◆ Task requirements: Report each line of the data that includes the word "efectiva".

(Records that describe figures)
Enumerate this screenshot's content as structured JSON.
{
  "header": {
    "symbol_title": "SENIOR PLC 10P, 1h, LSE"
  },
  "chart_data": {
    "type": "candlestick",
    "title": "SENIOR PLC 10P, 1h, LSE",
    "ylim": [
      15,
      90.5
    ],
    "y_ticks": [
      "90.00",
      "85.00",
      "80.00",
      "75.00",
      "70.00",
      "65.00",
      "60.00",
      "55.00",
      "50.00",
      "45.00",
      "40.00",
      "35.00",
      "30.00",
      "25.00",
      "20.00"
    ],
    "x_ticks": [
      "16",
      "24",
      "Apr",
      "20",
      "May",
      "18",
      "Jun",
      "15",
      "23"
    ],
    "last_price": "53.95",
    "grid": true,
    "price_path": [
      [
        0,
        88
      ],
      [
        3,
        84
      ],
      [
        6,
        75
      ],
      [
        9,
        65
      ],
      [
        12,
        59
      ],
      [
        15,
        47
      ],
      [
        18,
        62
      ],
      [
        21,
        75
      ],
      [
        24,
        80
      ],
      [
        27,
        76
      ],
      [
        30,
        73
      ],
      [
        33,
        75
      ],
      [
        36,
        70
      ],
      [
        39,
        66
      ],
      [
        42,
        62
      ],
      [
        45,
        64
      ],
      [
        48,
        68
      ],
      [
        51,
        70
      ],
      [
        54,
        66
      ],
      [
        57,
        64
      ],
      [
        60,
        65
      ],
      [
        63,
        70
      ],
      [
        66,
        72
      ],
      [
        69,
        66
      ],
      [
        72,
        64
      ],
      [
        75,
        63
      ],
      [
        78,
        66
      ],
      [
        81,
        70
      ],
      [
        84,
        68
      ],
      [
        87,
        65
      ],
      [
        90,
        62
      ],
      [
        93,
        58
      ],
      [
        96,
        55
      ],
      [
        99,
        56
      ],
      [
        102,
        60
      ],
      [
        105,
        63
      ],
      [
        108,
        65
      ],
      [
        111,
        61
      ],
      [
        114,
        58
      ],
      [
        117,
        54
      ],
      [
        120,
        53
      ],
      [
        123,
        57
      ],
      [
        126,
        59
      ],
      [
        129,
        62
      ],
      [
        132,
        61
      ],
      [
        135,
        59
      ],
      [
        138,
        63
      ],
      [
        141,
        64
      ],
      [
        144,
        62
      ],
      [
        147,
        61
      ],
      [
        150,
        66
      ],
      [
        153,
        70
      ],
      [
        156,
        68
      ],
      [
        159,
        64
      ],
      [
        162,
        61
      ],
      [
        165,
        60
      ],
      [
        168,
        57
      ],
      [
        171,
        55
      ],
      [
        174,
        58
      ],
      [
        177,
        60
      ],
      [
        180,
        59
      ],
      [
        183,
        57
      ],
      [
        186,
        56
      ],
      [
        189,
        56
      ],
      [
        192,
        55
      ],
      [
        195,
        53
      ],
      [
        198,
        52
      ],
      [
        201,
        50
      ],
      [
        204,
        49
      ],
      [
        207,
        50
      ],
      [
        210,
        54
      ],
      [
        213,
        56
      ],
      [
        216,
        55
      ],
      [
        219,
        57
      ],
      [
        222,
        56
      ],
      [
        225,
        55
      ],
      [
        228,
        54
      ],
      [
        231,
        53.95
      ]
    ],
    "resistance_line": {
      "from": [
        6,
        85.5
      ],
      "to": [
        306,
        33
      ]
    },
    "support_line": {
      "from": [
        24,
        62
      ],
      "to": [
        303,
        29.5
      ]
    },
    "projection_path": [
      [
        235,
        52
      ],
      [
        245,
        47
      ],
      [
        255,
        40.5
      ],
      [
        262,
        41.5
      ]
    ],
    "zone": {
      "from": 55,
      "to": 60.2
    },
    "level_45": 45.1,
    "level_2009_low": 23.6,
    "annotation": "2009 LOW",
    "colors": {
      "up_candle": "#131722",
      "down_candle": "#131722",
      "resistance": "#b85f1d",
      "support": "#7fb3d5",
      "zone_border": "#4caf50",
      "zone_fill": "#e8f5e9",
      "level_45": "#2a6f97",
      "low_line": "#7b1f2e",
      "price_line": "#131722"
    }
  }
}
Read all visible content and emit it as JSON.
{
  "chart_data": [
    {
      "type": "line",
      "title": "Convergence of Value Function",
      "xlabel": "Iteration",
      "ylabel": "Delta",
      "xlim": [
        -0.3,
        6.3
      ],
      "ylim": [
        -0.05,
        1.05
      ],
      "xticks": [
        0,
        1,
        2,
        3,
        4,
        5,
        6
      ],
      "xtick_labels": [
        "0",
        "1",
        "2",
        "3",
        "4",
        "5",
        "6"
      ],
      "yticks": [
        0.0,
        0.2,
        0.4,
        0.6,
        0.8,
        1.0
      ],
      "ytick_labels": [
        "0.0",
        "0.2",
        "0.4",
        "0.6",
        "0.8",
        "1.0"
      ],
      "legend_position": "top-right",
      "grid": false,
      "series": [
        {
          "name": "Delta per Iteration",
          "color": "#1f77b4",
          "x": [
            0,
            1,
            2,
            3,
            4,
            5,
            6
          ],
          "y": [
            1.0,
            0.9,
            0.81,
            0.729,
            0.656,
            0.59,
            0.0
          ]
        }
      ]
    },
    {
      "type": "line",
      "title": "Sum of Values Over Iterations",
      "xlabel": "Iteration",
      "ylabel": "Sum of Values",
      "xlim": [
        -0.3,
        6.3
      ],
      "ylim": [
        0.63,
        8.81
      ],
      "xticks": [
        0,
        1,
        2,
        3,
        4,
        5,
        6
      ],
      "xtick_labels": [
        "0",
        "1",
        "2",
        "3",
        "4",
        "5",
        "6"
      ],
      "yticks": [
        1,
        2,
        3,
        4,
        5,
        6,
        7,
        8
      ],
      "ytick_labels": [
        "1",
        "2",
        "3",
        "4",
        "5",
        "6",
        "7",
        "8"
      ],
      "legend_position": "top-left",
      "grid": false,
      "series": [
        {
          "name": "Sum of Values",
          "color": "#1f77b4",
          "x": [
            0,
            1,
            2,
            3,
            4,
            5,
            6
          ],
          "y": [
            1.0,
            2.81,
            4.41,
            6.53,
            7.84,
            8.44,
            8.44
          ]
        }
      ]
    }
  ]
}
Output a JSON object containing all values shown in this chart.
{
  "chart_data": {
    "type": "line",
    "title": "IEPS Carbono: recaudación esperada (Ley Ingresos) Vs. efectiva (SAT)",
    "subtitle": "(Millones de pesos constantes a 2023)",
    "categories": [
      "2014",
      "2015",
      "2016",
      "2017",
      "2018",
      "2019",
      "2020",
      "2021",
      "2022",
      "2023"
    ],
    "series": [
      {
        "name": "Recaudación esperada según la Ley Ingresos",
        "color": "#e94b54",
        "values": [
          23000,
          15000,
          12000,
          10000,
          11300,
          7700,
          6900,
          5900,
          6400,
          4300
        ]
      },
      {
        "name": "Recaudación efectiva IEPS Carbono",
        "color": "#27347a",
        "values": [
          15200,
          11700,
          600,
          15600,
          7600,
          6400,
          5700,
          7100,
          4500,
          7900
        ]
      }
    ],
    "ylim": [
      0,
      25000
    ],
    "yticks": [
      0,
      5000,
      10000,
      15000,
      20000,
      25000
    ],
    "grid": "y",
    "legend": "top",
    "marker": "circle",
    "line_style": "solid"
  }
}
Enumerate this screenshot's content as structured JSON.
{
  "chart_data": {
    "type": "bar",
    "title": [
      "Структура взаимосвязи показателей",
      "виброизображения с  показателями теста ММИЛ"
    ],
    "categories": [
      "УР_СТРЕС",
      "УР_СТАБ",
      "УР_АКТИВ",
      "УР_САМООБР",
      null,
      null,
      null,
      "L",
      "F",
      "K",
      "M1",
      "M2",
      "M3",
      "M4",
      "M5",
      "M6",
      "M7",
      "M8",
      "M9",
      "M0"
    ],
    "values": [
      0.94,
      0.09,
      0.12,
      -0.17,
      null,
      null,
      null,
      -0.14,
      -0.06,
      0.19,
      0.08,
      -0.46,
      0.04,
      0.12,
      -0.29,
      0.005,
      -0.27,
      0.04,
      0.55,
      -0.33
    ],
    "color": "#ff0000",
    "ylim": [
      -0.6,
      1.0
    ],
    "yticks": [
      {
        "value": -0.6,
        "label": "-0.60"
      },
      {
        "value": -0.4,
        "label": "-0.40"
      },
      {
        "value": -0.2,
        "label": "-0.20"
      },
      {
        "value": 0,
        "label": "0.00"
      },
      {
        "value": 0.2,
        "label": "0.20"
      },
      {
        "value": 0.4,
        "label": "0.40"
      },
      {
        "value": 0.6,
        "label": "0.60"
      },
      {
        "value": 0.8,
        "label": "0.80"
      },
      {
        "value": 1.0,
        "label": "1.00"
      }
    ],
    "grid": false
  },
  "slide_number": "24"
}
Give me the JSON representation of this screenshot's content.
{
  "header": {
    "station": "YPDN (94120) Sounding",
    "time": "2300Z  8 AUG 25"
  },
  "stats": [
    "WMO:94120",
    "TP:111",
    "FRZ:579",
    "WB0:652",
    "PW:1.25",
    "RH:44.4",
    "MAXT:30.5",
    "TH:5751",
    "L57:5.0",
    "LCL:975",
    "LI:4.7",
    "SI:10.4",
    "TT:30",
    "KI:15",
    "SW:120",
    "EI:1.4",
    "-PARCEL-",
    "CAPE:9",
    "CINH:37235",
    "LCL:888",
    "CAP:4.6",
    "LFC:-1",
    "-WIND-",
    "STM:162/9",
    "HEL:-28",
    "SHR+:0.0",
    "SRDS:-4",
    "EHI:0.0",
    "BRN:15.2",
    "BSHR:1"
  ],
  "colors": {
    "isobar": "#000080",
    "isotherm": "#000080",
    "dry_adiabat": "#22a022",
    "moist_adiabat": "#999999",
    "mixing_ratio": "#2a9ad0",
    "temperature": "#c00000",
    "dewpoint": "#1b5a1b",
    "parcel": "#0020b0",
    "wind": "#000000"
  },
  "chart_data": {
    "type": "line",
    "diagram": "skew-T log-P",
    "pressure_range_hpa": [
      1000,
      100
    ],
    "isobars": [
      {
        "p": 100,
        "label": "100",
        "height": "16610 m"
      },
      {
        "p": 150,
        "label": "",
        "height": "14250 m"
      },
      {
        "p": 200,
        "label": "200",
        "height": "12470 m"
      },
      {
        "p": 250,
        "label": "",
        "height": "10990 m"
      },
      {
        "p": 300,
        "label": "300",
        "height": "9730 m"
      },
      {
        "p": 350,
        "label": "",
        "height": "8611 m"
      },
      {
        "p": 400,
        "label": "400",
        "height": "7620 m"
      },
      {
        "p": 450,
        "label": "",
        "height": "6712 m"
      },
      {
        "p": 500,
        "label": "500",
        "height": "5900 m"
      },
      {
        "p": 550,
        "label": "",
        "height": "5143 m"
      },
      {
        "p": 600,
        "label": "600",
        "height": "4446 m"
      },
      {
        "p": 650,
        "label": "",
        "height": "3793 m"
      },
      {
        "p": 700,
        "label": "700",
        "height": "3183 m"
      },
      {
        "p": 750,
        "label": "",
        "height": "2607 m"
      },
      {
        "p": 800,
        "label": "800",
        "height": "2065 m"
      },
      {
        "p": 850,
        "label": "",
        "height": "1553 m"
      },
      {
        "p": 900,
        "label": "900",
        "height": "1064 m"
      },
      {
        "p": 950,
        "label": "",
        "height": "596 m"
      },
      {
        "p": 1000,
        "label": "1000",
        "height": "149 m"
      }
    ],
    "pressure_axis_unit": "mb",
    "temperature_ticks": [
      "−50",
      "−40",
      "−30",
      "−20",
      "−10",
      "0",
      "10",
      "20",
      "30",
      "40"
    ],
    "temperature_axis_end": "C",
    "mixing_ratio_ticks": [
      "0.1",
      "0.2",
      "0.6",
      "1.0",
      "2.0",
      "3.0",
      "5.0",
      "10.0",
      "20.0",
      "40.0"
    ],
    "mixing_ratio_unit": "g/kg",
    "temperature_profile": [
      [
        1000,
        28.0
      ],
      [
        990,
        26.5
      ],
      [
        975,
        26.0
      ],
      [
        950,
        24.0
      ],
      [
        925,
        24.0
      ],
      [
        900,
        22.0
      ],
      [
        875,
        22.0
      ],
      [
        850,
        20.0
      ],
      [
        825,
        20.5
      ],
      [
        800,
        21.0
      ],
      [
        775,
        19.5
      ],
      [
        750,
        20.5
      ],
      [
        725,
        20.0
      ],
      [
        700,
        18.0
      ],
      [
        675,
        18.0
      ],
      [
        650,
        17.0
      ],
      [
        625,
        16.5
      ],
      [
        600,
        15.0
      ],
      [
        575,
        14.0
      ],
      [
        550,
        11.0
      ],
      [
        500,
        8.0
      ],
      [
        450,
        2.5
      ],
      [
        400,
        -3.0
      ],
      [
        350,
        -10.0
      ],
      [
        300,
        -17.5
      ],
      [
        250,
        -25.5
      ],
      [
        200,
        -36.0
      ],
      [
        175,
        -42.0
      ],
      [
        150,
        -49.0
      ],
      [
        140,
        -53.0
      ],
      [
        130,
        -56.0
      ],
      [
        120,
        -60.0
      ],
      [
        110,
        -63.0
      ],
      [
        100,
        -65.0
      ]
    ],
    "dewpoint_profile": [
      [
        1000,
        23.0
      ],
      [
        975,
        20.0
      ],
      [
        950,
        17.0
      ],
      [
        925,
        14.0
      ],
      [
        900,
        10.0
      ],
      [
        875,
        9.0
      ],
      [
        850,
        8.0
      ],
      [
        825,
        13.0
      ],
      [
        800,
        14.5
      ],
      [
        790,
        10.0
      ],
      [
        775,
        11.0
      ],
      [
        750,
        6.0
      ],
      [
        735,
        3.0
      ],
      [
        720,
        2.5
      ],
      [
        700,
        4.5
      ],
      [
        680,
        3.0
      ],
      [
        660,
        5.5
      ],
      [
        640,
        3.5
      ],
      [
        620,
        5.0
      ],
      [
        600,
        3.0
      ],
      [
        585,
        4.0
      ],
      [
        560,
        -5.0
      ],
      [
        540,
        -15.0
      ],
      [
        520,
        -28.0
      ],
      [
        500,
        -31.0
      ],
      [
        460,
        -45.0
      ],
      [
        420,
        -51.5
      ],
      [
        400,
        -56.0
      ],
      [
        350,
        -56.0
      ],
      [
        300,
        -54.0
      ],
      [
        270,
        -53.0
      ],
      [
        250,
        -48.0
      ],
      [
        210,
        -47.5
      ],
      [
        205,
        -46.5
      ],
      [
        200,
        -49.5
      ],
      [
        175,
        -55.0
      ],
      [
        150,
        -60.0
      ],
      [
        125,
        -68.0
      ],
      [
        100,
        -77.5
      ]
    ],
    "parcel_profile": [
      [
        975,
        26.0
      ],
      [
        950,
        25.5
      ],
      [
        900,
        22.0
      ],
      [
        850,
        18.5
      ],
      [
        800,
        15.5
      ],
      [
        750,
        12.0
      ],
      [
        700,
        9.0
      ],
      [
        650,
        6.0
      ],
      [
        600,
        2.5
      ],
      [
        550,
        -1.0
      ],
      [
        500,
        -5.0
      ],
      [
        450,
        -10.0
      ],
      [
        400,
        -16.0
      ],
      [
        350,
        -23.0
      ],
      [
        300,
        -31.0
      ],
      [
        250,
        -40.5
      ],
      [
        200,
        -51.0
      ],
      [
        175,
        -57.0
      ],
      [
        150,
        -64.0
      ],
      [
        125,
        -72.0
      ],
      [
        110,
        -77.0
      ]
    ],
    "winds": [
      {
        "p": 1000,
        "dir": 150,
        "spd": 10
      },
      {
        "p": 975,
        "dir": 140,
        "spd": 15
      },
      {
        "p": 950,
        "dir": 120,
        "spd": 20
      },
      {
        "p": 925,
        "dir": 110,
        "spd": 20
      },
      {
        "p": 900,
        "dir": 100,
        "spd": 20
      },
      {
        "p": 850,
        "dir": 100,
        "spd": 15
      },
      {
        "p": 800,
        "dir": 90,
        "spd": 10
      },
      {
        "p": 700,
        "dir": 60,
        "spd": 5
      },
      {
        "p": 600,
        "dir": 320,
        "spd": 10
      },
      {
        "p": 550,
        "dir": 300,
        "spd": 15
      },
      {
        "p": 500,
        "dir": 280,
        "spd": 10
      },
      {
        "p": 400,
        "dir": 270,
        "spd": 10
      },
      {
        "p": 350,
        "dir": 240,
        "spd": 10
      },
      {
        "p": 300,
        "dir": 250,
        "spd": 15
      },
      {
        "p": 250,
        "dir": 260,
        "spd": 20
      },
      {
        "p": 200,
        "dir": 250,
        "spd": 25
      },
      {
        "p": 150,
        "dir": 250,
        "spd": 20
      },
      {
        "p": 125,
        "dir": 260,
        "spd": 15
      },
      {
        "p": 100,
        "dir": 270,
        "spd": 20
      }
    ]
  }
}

◆ Answer for this exercise:
    "title": "IEPS Carbono: recaudación esperada (Ley Ingresos) Vs. efectiva (SAT)",
        "name": "Recaudación efectiva IEPS Carbono",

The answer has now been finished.